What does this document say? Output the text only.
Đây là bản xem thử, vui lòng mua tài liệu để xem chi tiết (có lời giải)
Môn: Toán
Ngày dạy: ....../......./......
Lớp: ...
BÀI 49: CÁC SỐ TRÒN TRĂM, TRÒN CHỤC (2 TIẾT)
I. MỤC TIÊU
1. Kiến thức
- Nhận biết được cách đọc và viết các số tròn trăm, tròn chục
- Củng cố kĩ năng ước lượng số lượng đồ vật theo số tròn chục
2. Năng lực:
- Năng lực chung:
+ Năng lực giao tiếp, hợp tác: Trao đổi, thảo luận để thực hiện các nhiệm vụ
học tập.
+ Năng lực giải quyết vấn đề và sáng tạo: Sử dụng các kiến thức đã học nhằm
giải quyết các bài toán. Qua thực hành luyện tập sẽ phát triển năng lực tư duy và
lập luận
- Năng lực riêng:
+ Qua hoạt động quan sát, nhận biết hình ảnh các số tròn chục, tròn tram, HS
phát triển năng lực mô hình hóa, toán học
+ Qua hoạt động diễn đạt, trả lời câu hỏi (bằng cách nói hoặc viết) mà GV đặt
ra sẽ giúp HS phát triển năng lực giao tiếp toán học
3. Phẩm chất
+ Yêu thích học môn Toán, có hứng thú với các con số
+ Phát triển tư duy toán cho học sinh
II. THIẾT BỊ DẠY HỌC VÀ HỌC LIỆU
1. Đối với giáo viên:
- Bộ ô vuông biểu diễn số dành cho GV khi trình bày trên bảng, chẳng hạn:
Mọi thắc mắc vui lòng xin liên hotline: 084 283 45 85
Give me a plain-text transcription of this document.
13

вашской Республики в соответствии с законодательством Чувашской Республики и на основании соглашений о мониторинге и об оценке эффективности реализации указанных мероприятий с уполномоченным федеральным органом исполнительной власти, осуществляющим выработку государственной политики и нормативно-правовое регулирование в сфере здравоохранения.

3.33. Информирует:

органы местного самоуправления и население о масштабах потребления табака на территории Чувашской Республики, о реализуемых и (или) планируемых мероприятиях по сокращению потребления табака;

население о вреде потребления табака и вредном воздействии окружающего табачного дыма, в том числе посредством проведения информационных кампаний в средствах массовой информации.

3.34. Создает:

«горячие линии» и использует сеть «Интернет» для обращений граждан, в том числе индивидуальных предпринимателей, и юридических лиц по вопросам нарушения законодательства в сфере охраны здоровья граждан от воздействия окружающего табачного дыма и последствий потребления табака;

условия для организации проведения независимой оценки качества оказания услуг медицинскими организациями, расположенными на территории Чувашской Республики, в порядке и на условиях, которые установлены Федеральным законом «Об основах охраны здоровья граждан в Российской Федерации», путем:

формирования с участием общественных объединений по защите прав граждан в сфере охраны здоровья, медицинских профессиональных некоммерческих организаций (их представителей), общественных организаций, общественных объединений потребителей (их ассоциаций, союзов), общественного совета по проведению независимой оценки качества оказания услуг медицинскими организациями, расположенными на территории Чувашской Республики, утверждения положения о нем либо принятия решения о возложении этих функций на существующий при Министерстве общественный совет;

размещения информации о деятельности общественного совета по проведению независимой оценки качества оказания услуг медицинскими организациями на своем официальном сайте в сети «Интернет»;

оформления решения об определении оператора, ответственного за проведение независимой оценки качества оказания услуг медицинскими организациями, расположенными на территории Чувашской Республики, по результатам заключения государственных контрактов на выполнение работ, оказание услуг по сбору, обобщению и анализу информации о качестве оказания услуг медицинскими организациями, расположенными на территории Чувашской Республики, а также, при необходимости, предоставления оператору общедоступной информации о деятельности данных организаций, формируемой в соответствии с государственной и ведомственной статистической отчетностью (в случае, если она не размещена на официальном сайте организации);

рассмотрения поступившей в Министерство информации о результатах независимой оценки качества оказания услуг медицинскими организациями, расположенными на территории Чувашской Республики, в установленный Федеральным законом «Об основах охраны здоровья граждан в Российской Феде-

**What to produce:**
Scan the material line by line and report each one that contains "text".

**Reply to the task:**
What does this document say? Output the text only.
Give me a plain-text transcription of this document.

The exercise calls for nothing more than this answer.